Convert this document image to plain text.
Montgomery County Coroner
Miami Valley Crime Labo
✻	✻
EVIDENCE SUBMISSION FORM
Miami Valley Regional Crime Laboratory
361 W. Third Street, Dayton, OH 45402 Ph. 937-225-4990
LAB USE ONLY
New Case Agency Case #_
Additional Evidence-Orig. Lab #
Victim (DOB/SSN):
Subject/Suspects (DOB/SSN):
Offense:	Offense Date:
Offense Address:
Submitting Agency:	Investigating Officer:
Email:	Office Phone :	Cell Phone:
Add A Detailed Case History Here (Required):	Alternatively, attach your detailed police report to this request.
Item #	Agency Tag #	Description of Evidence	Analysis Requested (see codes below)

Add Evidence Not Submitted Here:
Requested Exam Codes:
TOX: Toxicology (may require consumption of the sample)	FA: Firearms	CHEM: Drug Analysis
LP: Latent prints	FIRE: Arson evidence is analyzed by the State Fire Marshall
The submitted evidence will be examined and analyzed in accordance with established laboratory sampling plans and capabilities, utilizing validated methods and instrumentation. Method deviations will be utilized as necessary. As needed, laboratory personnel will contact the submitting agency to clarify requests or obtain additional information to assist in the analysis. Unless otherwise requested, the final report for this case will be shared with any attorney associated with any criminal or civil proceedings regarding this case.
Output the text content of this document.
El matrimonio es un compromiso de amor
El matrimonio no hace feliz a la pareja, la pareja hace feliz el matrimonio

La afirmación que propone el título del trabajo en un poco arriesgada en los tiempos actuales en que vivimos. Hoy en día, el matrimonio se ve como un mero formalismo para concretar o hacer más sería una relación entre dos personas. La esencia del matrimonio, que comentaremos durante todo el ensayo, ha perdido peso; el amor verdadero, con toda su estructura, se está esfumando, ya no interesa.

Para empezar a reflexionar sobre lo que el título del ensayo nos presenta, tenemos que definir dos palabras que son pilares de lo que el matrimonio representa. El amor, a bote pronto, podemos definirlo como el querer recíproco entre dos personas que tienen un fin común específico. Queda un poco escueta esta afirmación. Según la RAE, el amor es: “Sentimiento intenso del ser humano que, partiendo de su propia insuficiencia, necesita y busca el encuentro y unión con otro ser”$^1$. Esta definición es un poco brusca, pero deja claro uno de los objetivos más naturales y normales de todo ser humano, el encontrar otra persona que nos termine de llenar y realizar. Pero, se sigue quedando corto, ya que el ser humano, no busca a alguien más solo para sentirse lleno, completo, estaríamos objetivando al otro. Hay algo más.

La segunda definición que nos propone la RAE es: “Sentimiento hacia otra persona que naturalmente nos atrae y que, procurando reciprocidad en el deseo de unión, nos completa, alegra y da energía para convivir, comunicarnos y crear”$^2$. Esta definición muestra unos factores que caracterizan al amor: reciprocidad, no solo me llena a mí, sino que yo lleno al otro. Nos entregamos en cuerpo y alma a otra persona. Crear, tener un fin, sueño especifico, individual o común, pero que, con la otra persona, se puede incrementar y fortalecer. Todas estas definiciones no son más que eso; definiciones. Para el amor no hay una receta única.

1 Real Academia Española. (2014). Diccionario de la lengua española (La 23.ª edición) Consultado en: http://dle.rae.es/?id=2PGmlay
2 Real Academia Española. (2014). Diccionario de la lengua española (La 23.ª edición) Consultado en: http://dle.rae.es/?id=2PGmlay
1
★ ★ ★ ★ ★
● Written exercise: What count of lines in the listing contain the word "Miami"? Reply with the number only.

● Task result: 2